• [EXERCISE BRIEF]:
Using the entries that follow, please report how many lines contain the word "spelombud", with no other words.

Transcript entries for document pages:
=== Section Start ===

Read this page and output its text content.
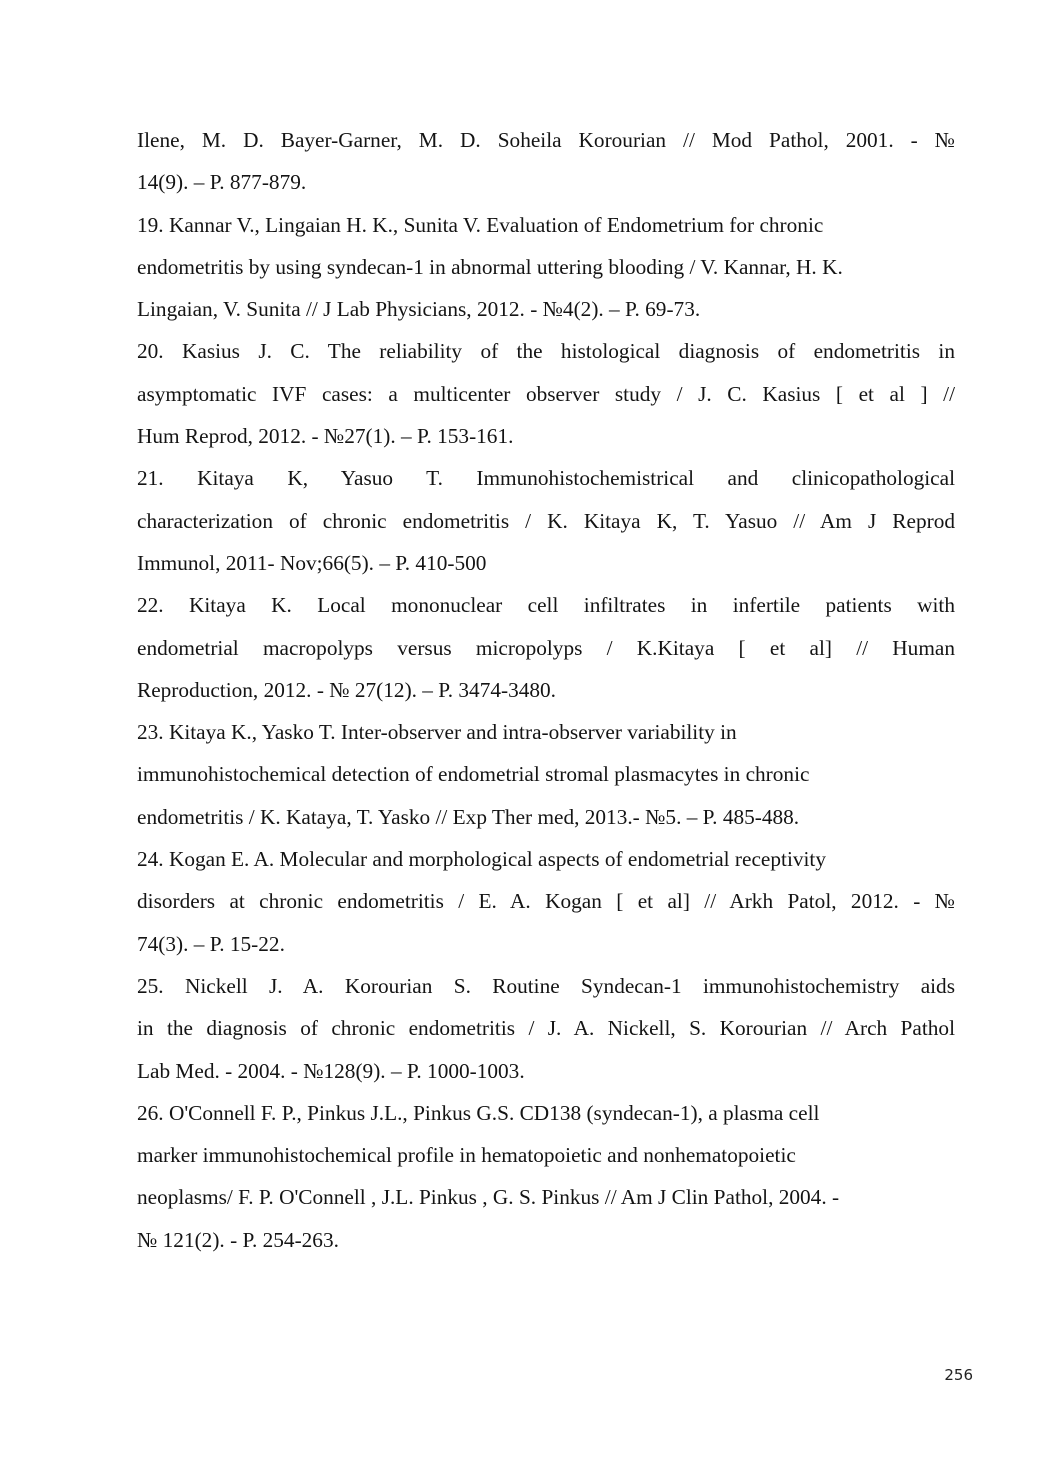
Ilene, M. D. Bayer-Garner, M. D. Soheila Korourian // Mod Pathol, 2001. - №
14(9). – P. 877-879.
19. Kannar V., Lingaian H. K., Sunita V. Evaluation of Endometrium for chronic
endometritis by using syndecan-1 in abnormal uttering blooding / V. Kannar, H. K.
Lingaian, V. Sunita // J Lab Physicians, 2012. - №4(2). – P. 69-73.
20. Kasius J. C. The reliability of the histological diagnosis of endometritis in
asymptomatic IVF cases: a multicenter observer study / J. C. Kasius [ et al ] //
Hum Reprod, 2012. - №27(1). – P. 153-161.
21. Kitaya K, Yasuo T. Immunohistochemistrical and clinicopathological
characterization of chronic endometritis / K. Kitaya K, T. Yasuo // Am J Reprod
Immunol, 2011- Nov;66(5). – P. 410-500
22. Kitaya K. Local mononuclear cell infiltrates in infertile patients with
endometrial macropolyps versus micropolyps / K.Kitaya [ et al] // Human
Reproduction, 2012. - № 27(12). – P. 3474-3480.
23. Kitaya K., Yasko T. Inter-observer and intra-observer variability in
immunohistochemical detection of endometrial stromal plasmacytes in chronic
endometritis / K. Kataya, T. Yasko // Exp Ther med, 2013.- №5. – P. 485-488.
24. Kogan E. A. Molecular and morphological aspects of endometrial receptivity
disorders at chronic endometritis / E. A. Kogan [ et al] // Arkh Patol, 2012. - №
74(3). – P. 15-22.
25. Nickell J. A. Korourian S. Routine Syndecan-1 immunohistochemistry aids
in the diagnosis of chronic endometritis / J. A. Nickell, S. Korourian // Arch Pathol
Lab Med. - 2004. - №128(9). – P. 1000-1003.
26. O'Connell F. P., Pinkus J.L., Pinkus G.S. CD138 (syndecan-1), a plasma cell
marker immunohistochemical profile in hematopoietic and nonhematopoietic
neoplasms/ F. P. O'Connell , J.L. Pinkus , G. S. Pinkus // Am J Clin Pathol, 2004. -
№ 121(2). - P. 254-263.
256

=== Section End ===
=== Section Start ===

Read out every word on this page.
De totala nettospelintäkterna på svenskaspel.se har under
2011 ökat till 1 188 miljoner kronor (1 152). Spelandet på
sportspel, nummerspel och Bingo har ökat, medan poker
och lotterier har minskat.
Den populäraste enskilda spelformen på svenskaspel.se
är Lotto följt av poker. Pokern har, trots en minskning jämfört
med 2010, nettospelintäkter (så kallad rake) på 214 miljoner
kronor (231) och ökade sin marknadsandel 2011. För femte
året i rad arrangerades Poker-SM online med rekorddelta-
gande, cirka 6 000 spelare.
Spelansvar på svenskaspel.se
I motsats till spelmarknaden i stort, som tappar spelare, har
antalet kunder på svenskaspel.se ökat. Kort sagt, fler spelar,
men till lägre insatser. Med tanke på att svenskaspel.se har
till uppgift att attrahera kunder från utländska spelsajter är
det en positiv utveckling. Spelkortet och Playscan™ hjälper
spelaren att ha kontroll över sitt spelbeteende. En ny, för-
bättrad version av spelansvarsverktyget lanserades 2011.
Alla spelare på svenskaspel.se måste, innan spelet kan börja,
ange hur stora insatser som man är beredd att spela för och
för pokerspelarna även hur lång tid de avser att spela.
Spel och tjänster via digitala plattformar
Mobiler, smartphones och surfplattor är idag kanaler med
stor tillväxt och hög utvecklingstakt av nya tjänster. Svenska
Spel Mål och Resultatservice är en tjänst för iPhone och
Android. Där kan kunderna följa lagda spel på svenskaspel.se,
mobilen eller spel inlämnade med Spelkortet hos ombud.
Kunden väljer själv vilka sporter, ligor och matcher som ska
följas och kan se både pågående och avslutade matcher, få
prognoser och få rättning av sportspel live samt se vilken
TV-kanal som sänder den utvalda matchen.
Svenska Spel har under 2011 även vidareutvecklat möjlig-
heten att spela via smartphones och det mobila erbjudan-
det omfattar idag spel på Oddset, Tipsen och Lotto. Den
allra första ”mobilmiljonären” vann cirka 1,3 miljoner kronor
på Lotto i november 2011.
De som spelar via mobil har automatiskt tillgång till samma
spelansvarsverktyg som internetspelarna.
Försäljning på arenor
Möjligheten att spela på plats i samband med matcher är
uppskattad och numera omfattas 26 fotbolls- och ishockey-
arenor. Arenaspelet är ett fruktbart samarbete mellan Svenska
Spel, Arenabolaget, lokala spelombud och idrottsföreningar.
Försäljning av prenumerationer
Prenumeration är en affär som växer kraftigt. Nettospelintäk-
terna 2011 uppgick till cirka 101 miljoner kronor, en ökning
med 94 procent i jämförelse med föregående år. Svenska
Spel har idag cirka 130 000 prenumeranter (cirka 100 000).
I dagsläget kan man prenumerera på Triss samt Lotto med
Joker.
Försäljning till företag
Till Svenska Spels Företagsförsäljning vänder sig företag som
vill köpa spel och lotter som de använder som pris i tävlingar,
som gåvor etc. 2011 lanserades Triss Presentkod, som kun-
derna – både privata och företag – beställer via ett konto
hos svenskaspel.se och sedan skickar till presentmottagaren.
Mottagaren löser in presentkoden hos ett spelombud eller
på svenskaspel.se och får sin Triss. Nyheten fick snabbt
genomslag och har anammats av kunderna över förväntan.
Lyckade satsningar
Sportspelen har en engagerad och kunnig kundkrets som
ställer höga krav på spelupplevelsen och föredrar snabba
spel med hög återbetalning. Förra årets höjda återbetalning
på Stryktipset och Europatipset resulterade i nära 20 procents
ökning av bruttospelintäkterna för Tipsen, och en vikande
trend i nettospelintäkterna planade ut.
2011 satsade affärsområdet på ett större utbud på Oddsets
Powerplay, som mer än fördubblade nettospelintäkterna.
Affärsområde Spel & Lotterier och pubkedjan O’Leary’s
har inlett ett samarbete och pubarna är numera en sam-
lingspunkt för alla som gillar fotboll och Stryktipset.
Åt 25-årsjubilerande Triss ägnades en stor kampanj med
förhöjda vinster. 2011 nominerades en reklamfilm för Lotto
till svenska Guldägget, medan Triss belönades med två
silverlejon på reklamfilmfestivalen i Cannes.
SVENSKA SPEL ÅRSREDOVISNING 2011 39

=== Section End ===
=== Section Start ===

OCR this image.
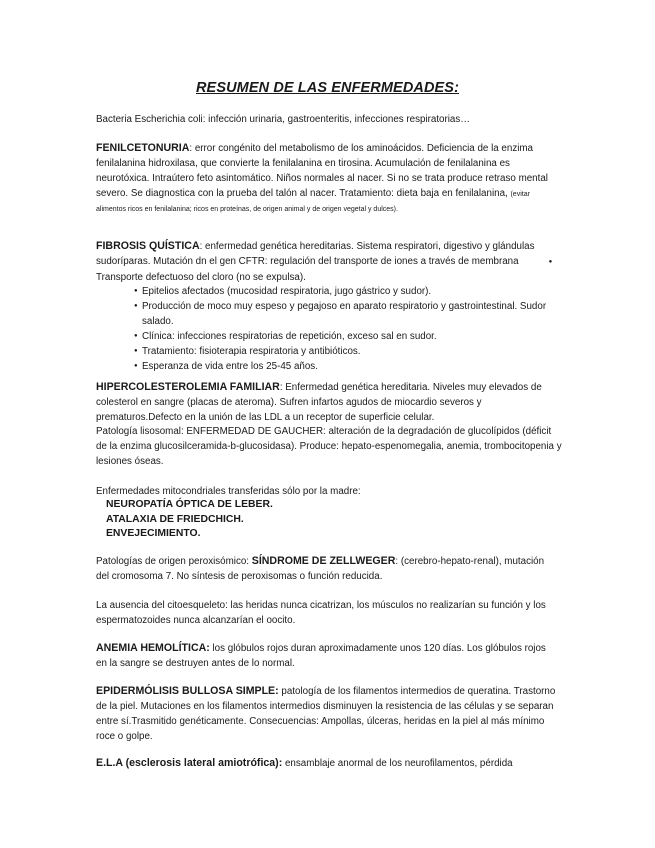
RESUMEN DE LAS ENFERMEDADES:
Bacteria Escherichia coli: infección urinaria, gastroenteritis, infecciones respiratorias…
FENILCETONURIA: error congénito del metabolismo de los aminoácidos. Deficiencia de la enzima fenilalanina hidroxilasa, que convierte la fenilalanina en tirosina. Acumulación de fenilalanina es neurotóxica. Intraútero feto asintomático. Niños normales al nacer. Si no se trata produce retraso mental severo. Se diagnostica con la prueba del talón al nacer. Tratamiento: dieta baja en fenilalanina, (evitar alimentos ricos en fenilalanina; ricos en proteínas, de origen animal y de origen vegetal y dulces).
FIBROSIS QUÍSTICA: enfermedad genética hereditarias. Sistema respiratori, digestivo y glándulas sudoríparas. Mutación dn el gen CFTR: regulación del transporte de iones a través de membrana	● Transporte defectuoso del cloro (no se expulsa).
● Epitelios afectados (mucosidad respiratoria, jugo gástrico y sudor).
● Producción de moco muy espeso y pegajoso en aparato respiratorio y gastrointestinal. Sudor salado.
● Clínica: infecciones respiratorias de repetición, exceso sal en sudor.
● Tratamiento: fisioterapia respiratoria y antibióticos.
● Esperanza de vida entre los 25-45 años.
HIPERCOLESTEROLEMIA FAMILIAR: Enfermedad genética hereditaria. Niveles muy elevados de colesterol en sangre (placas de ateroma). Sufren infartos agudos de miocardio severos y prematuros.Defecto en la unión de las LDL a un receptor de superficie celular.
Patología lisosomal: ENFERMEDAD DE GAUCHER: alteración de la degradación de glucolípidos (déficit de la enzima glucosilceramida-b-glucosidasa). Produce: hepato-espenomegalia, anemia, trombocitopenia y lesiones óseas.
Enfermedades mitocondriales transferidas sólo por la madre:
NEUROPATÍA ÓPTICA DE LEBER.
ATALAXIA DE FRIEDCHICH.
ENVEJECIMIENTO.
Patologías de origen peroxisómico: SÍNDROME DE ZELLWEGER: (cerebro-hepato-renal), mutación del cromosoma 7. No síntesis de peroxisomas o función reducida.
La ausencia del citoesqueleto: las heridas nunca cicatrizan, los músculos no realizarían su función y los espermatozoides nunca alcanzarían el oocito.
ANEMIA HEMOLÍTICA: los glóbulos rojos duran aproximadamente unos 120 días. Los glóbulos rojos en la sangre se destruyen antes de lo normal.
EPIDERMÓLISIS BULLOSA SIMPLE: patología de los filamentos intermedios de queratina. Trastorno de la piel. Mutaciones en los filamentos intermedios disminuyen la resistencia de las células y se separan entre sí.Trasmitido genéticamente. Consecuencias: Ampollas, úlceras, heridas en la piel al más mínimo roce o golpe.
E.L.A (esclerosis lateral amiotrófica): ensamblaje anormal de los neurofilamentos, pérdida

=== Section End ===

• [EXPECTED ANSWER]:
2